■ **Tasks and exercises**
1) According to the post on complexity, what three activities does more complex code make more cognitively demanding?
2) Copy the Dataset rows verbatim, beginning with the first line and stopping after the line that contains "302, 841, 311]".

■ **Selected text**

29 June 2022

Complexity

In programming and programming language design we often talk about complexity. And for good reason! Complexity often feels like the enemy we are battling when learning a new codebase or new programming language, or just trying to debug some code. In this post I want to think a bit about what complexity is and how we might reason about it when thinking of new features in Rust?

Motivation

Complexity in programming hurts because it makes programming less productive. Code which is more complex (either because the programming language is complex, or because the code itself or its dependencies are complex) exacts a higher cognitive load to read, learn, and modify.

Other things being equal, a more complex language (or codebase) will take longer to learn, both for beginners and for those progressing to become productive programmers or experts. More time also means more opportunities to stop learning. For some people, learning a more complex thing can be more frustrating and therefore make it more likely they stop learning.

Even when learning is no longer a primary activity, complexity slows us down: it makes reading code slower, it makes it easier to write bugs (either because we don't fully understand the language or existing code, or because it is easier to hide bugs); similarly, it makes finding bugs slower. It also makes programming more demanding and stressful and makes us slower in the long term.

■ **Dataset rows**
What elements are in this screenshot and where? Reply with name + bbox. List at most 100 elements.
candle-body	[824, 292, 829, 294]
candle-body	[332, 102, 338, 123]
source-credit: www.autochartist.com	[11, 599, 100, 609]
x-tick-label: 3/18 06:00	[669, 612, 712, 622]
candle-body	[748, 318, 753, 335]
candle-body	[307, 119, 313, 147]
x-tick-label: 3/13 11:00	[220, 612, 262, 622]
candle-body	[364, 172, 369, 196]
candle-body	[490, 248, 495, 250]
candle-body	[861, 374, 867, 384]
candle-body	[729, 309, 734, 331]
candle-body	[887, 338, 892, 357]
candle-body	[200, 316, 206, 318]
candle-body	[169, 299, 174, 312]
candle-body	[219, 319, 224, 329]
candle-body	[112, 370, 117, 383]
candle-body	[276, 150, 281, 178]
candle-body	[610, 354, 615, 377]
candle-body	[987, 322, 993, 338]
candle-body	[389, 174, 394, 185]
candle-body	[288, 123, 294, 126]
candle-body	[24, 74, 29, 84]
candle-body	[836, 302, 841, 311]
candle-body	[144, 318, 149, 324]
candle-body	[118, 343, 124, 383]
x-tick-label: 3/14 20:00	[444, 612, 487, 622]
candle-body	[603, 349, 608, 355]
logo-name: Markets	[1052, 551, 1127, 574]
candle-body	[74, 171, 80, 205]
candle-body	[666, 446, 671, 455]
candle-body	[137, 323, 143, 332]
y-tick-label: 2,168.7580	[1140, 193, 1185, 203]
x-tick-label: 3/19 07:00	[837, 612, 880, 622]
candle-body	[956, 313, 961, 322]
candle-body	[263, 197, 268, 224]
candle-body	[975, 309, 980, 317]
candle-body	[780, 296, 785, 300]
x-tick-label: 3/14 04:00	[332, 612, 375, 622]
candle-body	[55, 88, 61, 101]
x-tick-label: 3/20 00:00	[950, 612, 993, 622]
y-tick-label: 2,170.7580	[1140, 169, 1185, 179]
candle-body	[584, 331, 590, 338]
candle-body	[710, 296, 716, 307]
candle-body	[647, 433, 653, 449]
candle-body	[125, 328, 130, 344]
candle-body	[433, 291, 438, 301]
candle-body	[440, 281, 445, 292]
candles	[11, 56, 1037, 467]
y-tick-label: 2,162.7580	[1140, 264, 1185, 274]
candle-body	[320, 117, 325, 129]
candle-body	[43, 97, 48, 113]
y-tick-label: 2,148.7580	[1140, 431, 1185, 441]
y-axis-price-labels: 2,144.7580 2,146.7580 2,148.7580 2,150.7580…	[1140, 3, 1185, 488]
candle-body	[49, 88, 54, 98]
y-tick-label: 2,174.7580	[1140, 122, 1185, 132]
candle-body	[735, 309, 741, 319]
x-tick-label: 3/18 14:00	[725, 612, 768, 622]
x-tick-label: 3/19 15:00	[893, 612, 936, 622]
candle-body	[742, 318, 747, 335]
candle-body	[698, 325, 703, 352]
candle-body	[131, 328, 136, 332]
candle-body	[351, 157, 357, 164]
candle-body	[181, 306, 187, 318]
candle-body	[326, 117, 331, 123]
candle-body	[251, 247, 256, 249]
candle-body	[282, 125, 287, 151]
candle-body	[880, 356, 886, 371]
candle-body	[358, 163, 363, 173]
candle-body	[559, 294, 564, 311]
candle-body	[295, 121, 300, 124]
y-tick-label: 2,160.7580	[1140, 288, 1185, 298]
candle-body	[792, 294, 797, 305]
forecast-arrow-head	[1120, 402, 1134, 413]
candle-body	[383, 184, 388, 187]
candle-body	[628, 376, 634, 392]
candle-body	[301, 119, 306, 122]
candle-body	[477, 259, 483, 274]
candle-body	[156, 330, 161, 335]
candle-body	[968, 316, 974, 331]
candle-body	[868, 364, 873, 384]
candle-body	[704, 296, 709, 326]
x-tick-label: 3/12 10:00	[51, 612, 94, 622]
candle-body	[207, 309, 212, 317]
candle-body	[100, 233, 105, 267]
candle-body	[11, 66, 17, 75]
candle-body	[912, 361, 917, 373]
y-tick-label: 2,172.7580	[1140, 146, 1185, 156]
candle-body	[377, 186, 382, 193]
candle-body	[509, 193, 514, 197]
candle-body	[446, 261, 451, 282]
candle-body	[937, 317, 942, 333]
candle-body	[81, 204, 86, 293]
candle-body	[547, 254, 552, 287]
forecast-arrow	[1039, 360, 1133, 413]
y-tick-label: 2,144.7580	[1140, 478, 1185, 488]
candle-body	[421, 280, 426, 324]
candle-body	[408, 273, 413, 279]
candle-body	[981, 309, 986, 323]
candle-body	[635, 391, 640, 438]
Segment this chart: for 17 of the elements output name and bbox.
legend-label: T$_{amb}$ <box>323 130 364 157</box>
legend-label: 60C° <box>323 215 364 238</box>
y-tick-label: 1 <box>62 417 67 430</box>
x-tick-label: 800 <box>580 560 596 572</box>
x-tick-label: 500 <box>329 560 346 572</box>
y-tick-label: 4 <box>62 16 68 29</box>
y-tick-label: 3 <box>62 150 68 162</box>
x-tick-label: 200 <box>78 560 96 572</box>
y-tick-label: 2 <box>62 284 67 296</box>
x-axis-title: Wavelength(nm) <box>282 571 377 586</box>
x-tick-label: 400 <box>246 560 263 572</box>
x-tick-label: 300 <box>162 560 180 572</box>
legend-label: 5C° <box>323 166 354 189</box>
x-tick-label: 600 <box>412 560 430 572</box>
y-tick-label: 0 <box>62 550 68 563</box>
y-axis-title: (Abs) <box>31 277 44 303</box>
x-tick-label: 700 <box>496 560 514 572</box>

■ **Outputs**
1) Reading, learning, and modifying it.

2)
What elements are in this screenshot and where? Reply with name + bbox. List at most 100 elements.
candle-body	[824, 292, 829, 294]
candle-body	[332, 102, 338, 123]
source-credit: www.autochartist.com	[11, 599, 100, 609]
x-tick-label: 3/18 06:00	[669, 612, 712, 622]
candle-body	[748, 318, 753, 335]
candle-body	[307, 119, 313, 147]
x-tick-label: 3/13 11:00	[220, 612, 262, 622]
candle-body	[364, 172, 369, 196]
candle-body	[490, 248, 495, 250]
candle-body	[861, 374, 867, 384]
candle-body	[729, 309, 734, 331]
candle-body	[887, 338, 892, 357]
candle-body	[200, 316, 206, 318]
candle-body	[169, 299, 174, 312]
candle-body	[219, 319, 224, 329]
candle-body	[112, 370, 117, 383]
candle-body	[276, 150, 281, 178]
candle-body	[610, 354, 615, 377]
candle-body	[987, 322, 993, 338]
candle-body	[389, 174, 394, 185]
candle-body	[288, 123, 294, 126]
candle-body	[24, 74, 29, 84]
candle-body	[836, 302, 841, 311]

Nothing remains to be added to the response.